Problem: Return the number of lines that include the string "Moldova", without any other text.

Information given:
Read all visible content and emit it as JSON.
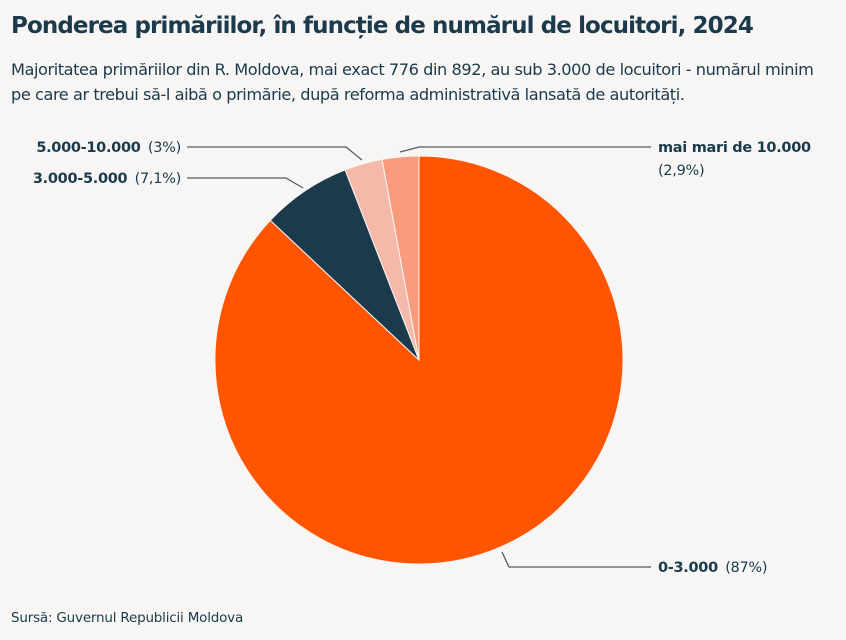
{
  "title": "Ponderea primăriilor, în funcție de numărul de locuitori, 2024",
  "subtitle": "Majoritatea primăriilor din R. Moldova, mai exact 776 din 892, au sub 3.000 de locuitori - numărul minim pe care ar trebui să-l aibă o primărie, după reforma administrativă lansată de autorități.",
  "source": "Sursă: Guvernul Republicii Moldova",
  "chart_data": {
    "type": "pie",
    "title": "Ponderea primăriilor, în funcție de numărul de locuitori, 2024",
    "start": "top, clockwise",
    "slices": [
      {
        "category": "0-3.000",
        "value": 87,
        "label_value": "(87%)",
        "color": "#ff5500"
      },
      {
        "category": "3.000-5.000",
        "value": 7.1,
        "label_value": "(7,1%)",
        "color": "#1b3a4b"
      },
      {
        "category": "5.000-10.000",
        "value": 3,
        "label_value": "(3%)",
        "color": "#f5b9aa"
      },
      {
        "category": "mai mari de 10.000",
        "value": 2.9,
        "label_value": "(2,9%)",
        "color": "#f99c7e"
      }
    ]
  }
}
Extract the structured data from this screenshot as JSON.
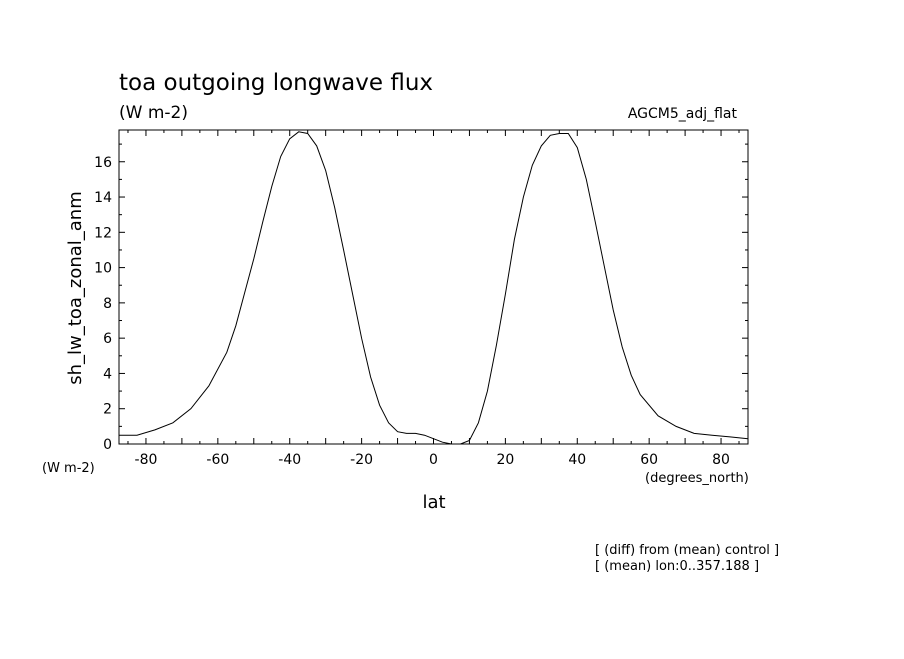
{
  "chart_data": {
    "type": "line",
    "title": "toa outgoing longwave flux",
    "subtitle_units": "(W m-2)",
    "dataset_label": "AGCM5_adj_flat",
    "ylabel": "sh_lw_toa_zonal_anm",
    "y_units_label": "(W m-2)",
    "xlabel": "lat",
    "x_units_label": "(degrees_north)",
    "notes": [
      "[ (diff) from (mean) control ]",
      "[ (mean) lon:0..357.188 ]"
    ],
    "xlim": [
      -87.5,
      87.5
    ],
    "ylim": [
      0,
      17.8
    ],
    "x_ticks": [
      -80,
      -60,
      -40,
      -20,
      0,
      20,
      40,
      60,
      80
    ],
    "x_tick_labels": [
      "-80",
      "-60",
      "-40",
      "-20",
      "0",
      "20",
      "40",
      "60",
      "80"
    ],
    "y_ticks": [
      0,
      2,
      4,
      6,
      8,
      10,
      12,
      14,
      16
    ],
    "y_tick_labels": [
      "0",
      "2",
      "4",
      "6",
      "8",
      "10",
      "12",
      "14",
      "16"
    ],
    "grid": false,
    "series": [
      {
        "x": [
          -87.5,
          -82.5,
          -77.5,
          -72.5,
          -67.5,
          -62.5,
          -57.5,
          -55,
          -52.5,
          -50,
          -47.5,
          -45,
          -42.5,
          -40,
          -37.5,
          -35,
          -32.5,
          -30,
          -27.5,
          -25,
          -22.5,
          -20,
          -17.5,
          -15,
          -12.5,
          -10,
          -7.5,
          -5,
          -2.5,
          0,
          2.5,
          5,
          7.5,
          10,
          12.5,
          15,
          17.5,
          20,
          22.5,
          25,
          27.5,
          30,
          32.5,
          35,
          37.5,
          40,
          42.5,
          45,
          47.5,
          50,
          52.5,
          55,
          57.5,
          62.5,
          67.5,
          72.5,
          77.5,
          82.5,
          87.5
        ],
        "values": [
          0.5,
          0.5,
          0.8,
          1.2,
          2.0,
          3.3,
          5.2,
          6.7,
          8.6,
          10.5,
          12.6,
          14.6,
          16.3,
          17.3,
          17.7,
          17.6,
          16.9,
          15.5,
          13.4,
          11.0,
          8.5,
          6.0,
          3.8,
          2.2,
          1.2,
          0.7,
          0.6,
          0.6,
          0.5,
          0.3,
          0.1,
          0.0,
          0.0,
          0.2,
          1.2,
          3.0,
          5.6,
          8.5,
          11.6,
          14.0,
          15.8,
          16.9,
          17.5,
          17.6,
          17.6,
          16.8,
          15.0,
          12.6,
          10.1,
          7.6,
          5.5,
          3.9,
          2.8,
          1.6,
          1.0,
          0.6,
          0.5,
          0.4,
          0.3
        ]
      }
    ]
  }
}
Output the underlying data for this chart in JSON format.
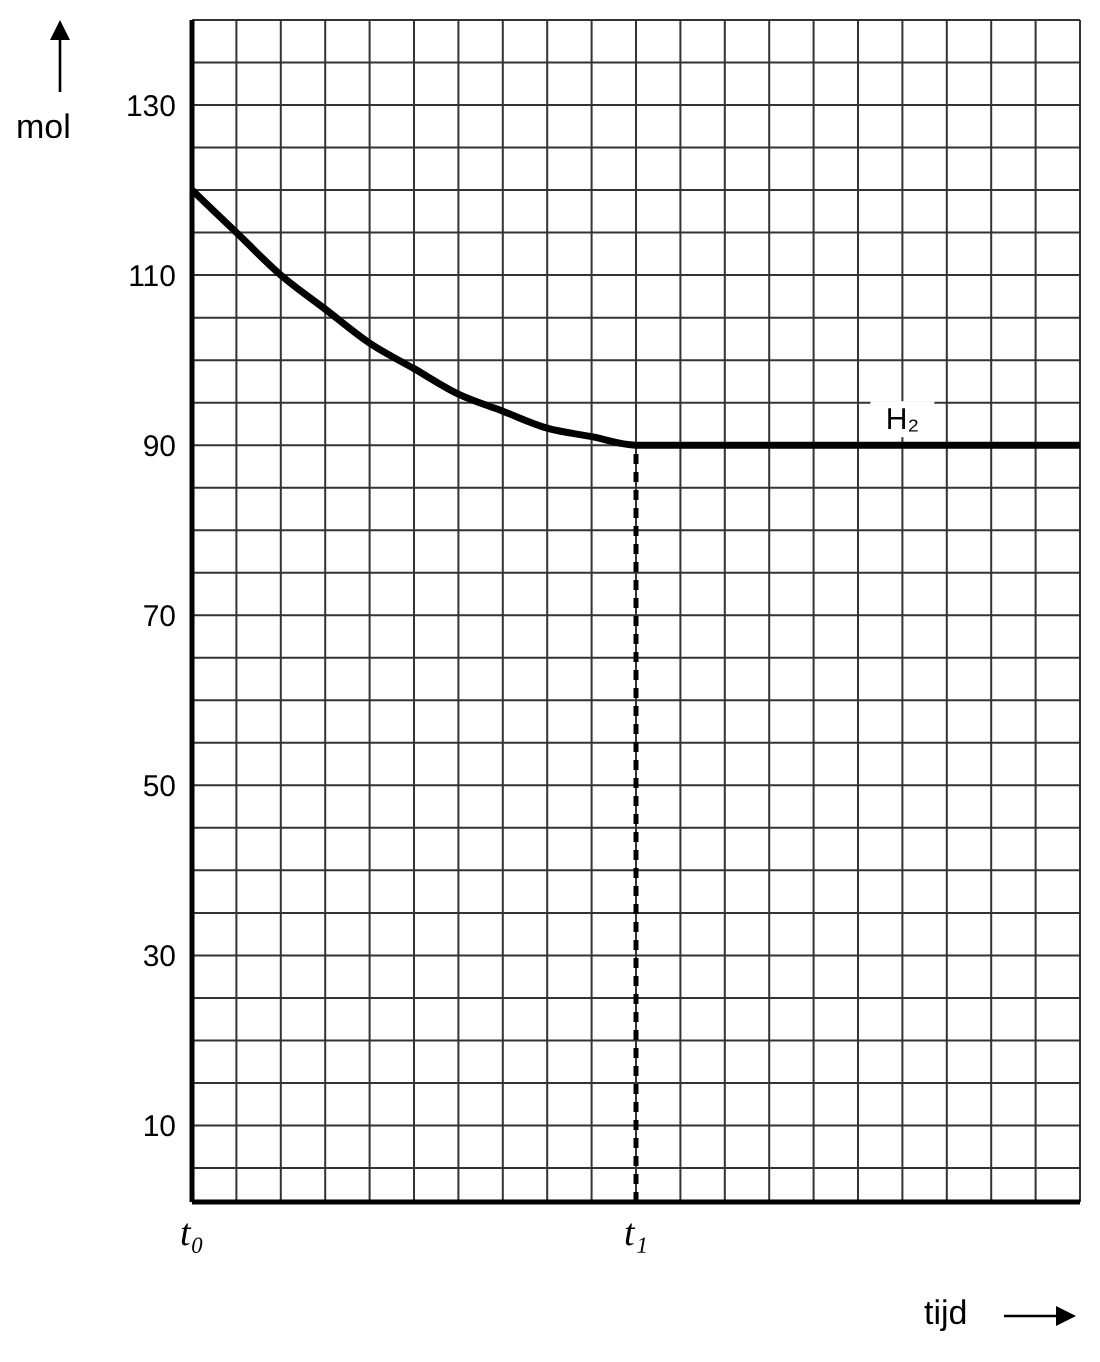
{
  "chart_data": {
    "type": "line",
    "xlabel": "tijd",
    "ylabel": "mol",
    "categories": [
      "t₀",
      null,
      null,
      null,
      null,
      null,
      null,
      null,
      null,
      null,
      "t₁",
      null,
      null,
      null,
      null,
      null,
      null,
      null,
      null,
      null,
      null
    ],
    "series": [
      {
        "name": "H₂",
        "color": "#000000",
        "values": [
          120,
          115,
          110,
          106,
          102,
          99,
          96,
          94,
          92,
          91,
          90,
          90,
          90,
          90,
          90,
          90,
          90,
          90,
          90,
          90,
          90
        ]
      }
    ],
    "ylim": [
      1,
      140
    ],
    "yticks": [
      {
        "value": 5,
        "label": null
      },
      10,
      {
        "value": 15,
        "label": null
      },
      {
        "value": 20,
        "label": null
      },
      {
        "value": 25,
        "label": null
      },
      30,
      {
        "value": 35,
        "label": null
      },
      {
        "value": 40,
        "label": null
      },
      {
        "value": 45,
        "label": null
      },
      50,
      {
        "value": 55,
        "label": null
      },
      {
        "value": 60,
        "label": null
      },
      {
        "value": 65,
        "label": null
      },
      70,
      {
        "value": 75,
        "label": null
      },
      {
        "value": 80,
        "label": null
      },
      {
        "value": 85,
        "label": null
      },
      90,
      {
        "value": 95,
        "label": null
      },
      {
        "value": 100,
        "label": null
      },
      {
        "value": 105,
        "label": null
      },
      110,
      {
        "value": 115,
        "label": null
      },
      {
        "value": 120,
        "label": null
      },
      {
        "value": 125,
        "label": null
      },
      130,
      {
        "value": 135,
        "label": null
      },
      {
        "value": 140,
        "label": null
      }
    ],
    "grid": true,
    "ref_lines": [
      {
        "axis": "x",
        "value": "t₁",
        "color": "#000000",
        "line_style": "dashed"
      }
    ]
  }
}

Output of the task: 2